-- Start of Stored records --
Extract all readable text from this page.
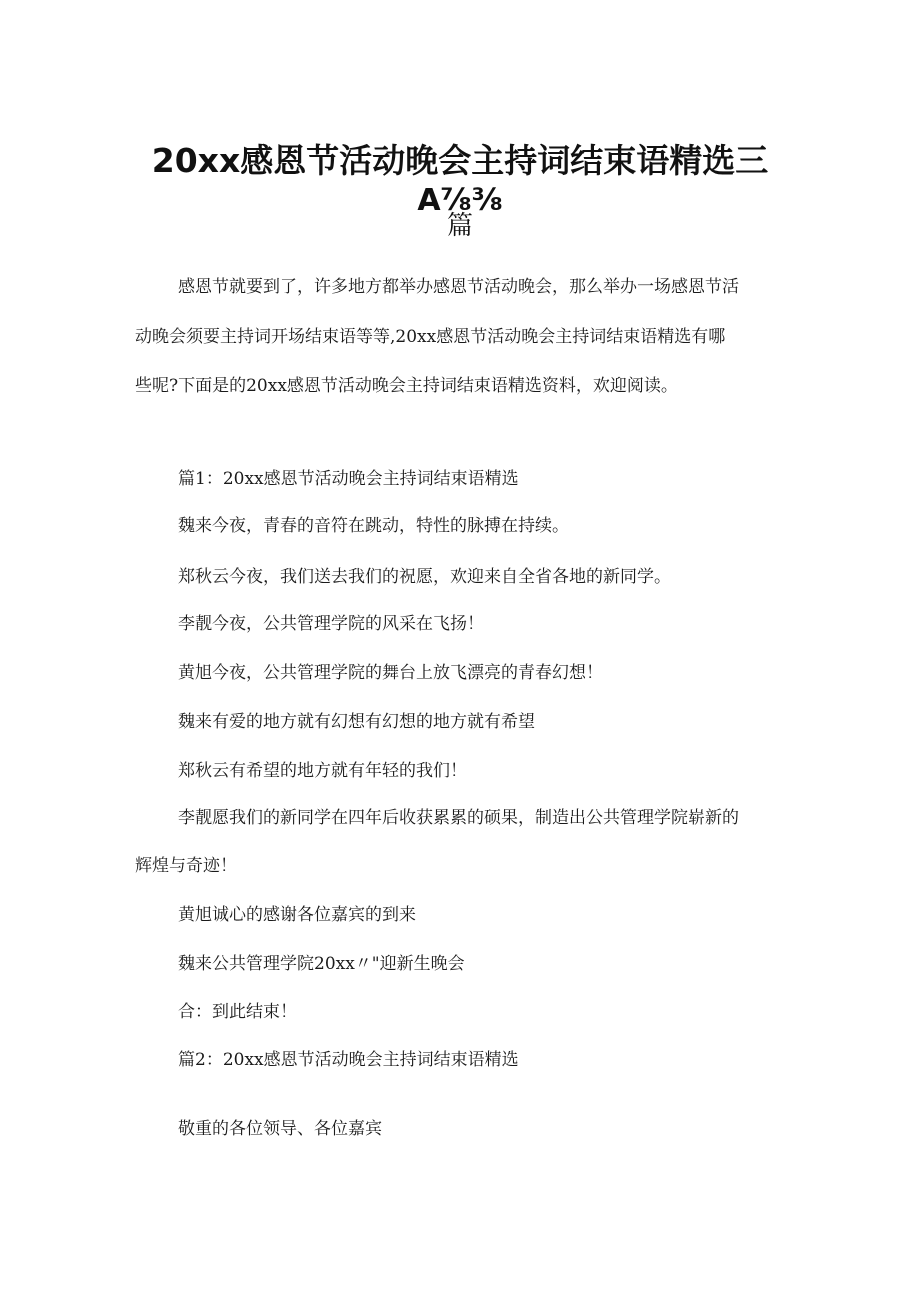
20xx感恩节活动晚会主持词结束语精选三
A⅞⅜
篇

感恩节就要到了，许多地方都举办感恩节活动晚会，那么举办一场感恩节活

动晚会须要主持词开场结束语等等,20xx感恩节活动晚会主持词结束语精选有哪

些呢?下面是的20xx感恩节活动晚会主持词结束语精选资料，欢迎阅读。

篇1：20xx感恩节活动晚会主持词结束语精选

魏来今夜，青春的音符在跳动，特性的脉搏在持续。

郑秋云今夜，我们送去我们的祝愿，欢迎来自全省各地的新同学。

李靓今夜，公共管理学院的风采在飞扬！

黄旭今夜，公共管理学院的舞台上放飞漂亮的青春幻想！

魏来有爱的地方就有幻想有幻想的地方就有希望

郑秋云有希望的地方就有年轻的我们！

李靓愿我们的新同学在四年后收获累累的硕果，制造出公共管理学院崭新的

辉煌与奇迹！

黄旭诚心的感谢各位嘉宾的到来

魏来公共管理学院20xx〃"迎新生晚会

合：到此结束！

篇2：20xx感恩节活动晚会主持词结束语精选

敬重的各位领导、各位嘉宾
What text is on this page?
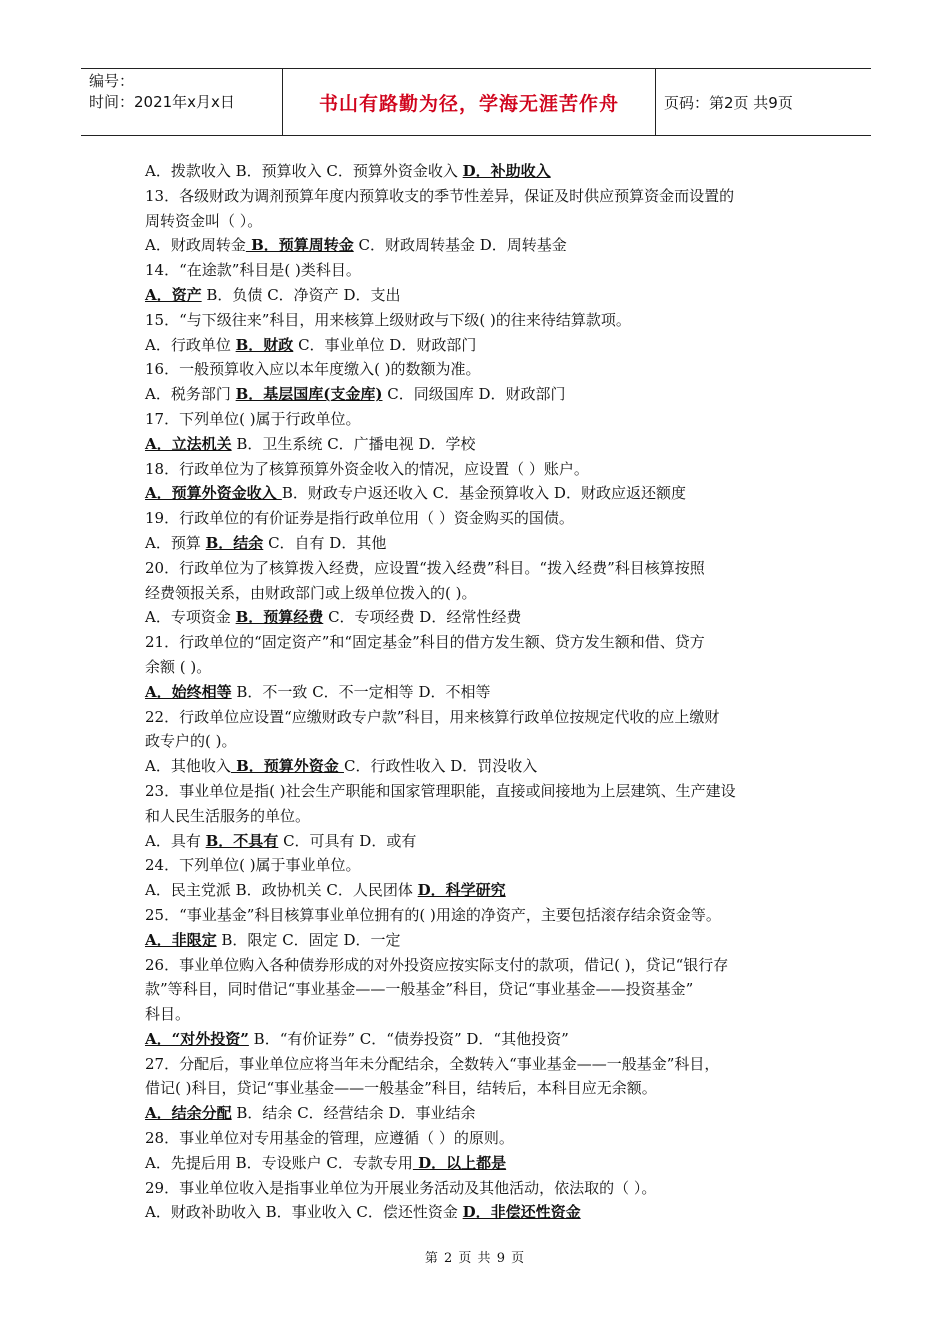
编号：
时间：2021年x月x日	书山有路勤为径，学海无涯苦作舟	页码：第2页 共9页
A．拨款收入 B．预算收入 C．预算外资金收入 D．补助收入
13．各级财政为调剂预算年度内预算收支的季节性差异，保证及时供应预算资金而设置的
周转资金叫（ ）。
A．财政周转金 B．预算周转金 C．财政周转基金 D．周转基金
14．“在途款”科目是( )类科目。
A．资产 B．负债 C．净资产 D．支出
15．“与下级往来”科目，用来核算上级财政与下级( )的往来待结算款项。
A．行政单位 B．财政 C．事业单位 D．财政部门
16．一般预算收入应以本年度缴入( )的数额为准。
A．税务部门 B．基层国库(支金库) C．同级国库 D．财政部门
17．下列单位( )属于行政单位。
A．立法机关 B．卫生系统 C．广播电视 D．学校
18．行政单位为了核算预算外资金收入的情况，应设置（ ）账户。
A．预算外资金收入 B．财政专户返还收入 C．基金预算收入 D．财政应返还额度
19．行政单位的有价证券是指行政单位用（ ）资金购买的国债。
A．预算 B．结余 C．自有 D．其他
20．行政单位为了核算拨入经费，应设置“拨入经费”科目。“拨入经费”科目核算按照
经费领报关系，由财政部门或上级单位拨入的( )。
A．专项资金 B．预算经费 C．专项经费 D．经常性经费
21．行政单位的“固定资产”和“固定基金”科目的借方发生额、贷方发生额和借、贷方
余额 ( )。
A．始终相等 B．不一致 C．不一定相等 D．不相等
22．行政单位应设置“应缴财政专户款”科目，用来核算行政单位按规定代收的应上缴财
政专户的( )。
A．其他收入 B．预算外资金 C．行政性收入 D．罚没收入
23．事业单位是指( )社会生产职能和国家管理职能，直接或间接地为上层建筑、生产建设
和人民生活服务的单位。
A．具有 B．不具有 C．可具有 D．或有
24．下列单位( )属于事业单位。
A．民主党派 B．政协机关 C．人民团体 D．科学研究
25．“事业基金”科目核算事业单位拥有的( )用途的净资产，主要包括滚存结余资金等。
A．非限定 B．限定 C．固定 D．一定
26．事业单位购入各种债券形成的对外投资应按实际支付的款项，借记( )，贷记“银行存
款”等科目，同时借记“事业基金——一般基金”科目，贷记“事业基金——投资基金”
科目。
A．“对外投资” B．“有价证券” C．“债券投资” D．“其他投资”
27．分配后，事业单位应将当年未分配结余，全数转入“事业基金——一般基金”科目，
借记( )科目，贷记“事业基金——一般基金”科目，结转后，本科目应无余额。
A．结余分配 B．结余 C．经营结余 D．事业结余
28．事业单位对专用基金的管理，应遵循（ ）的原则。
A．先提后用 B．专设账户 C．专款专用 D．以上都是
29．事业单位收入是指事业单位为开展业务活动及其他活动，依法取的（ ）。
A．财政补助收入 B．事业收入 C．偿还性资金 D．非偿还性资金
第 2 页 共 9 页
-- End of Stored records --
Reproduce all the entries that precede this task, word for word, minus any pictures.

Extract all readable text from this page.
20xx感恩节活动晚会主持词结束语精选三
A⅞⅜
篇

感恩节就要到了，许多地方都举办感恩节活动晚会，那么举办一场感恩节活

动晚会须要主持词开场结束语等等,20xx感恩节活动晚会主持词结束语精选有哪

些呢?下面是的20xx感恩节活动晚会主持词结束语精选资料，欢迎阅读。

篇1：20xx感恩节活动晚会主持词结束语精选

魏来今夜，青春的音符在跳动，特性的脉搏在持续。

郑秋云今夜，我们送去我们的祝愿，欢迎来自全省各地的新同学。

李靓今夜，公共管理学院的风采在飞扬！

黄旭今夜，公共管理学院的舞台上放飞漂亮的青春幻想！

魏来有爱的地方就有幻想有幻想的地方就有希望

郑秋云有希望的地方就有年轻的我们！

李靓愿我们的新同学在四年后收获累累的硕果，制造出公共管理学院崭新的

辉煌与奇迹！

黄旭诚心的感谢各位嘉宾的到来

魏来公共管理学院20xx〃"迎新生晚会

合：到此结束！

篇2：20xx感恩节活动晚会主持词结束语精选

敬重的各位领导、各位嘉宾
What text is on this page?
编号：
时间：2021年x月x日	书山有路勤为径，学海无涯苦作舟	页码：第2页 共9页
A．拨款收入 B．预算收入 C．预算外资金收入 D．补助收入
13．各级财政为调剂预算年度内预算收支的季节性差异，保证及时供应预算资金而设置的
周转资金叫（ ）。
A．财政周转金 B．预算周转金 C．财政周转基金 D．周转基金
14．“在途款”科目是( )类科目。
A．资产 B．负债 C．净资产 D．支出
15．“与下级往来”科目，用来核算上级财政与下级( )的往来待结算款项。
A．行政单位 B．财政 C．事业单位 D．财政部门
16．一般预算收入应以本年度缴入( )的数额为准。
A．税务部门 B．基层国库(支金库) C．同级国库 D．财政部门
17．下列单位( )属于行政单位。
A．立法机关 B．卫生系统 C．广播电视 D．学校
18．行政单位为了核算预算外资金收入的情况，应设置（ ）账户。
A．预算外资金收入 B．财政专户返还收入 C．基金预算收入 D．财政应返还额度
19．行政单位的有价证券是指行政单位用（ ）资金购买的国债。
A．预算 B．结余 C．自有 D．其他
20．行政单位为了核算拨入经费，应设置“拨入经费”科目。“拨入经费”科目核算按照
经费领报关系，由财政部门或上级单位拨入的( )。
A．专项资金 B．预算经费 C．专项经费 D．经常性经费
21．行政单位的“固定资产”和“固定基金”科目的借方发生额、贷方发生额和借、贷方
余额 ( )。
A．始终相等 B．不一致 C．不一定相等 D．不相等
22．行政单位应设置“应缴财政专户款”科目，用来核算行政单位按规定代收的应上缴财
政专户的( )。
A．其他收入 B．预算外资金 C．行政性收入 D．罚没收入
23．事业单位是指( )社会生产职能和国家管理职能，直接或间接地为上层建筑、生产建设
和人民生活服务的单位。
A．具有 B．不具有 C．可具有 D．或有
24．下列单位( )属于事业单位。
A．民主党派 B．政协机关 C．人民团体 D．科学研究
25．“事业基金”科目核算事业单位拥有的( )用途的净资产，主要包括滚存结余资金等。
A．非限定 B．限定 C．固定 D．一定
26．事业单位购入各种债券形成的对外投资应按实际支付的款项，借记( )，贷记“银行存
款”等科目，同时借记“事业基金——一般基金”科目，贷记“事业基金——投资基金”
科目。
A．“对外投资” B．“有价证券” C．“债券投资” D．“其他投资”
27．分配后，事业单位应将当年未分配结余，全数转入“事业基金——一般基金”科目，
借记( )科目，贷记“事业基金——一般基金”科目，结转后，本科目应无余额。
A．结余分配 B．结余 C．经营结余 D．事业结余
28．事业单位对专用基金的管理，应遵循（ ）的原则。
A．先提后用 B．专设账户 C．专款专用 D．以上都是
29．事业单位收入是指事业单位为开展业务活动及其他活动，依法取的（ ）。
A．财政补助收入 B．事业收入 C．偿还性资金 D．非偿还性资金
第 2 页 共 9 页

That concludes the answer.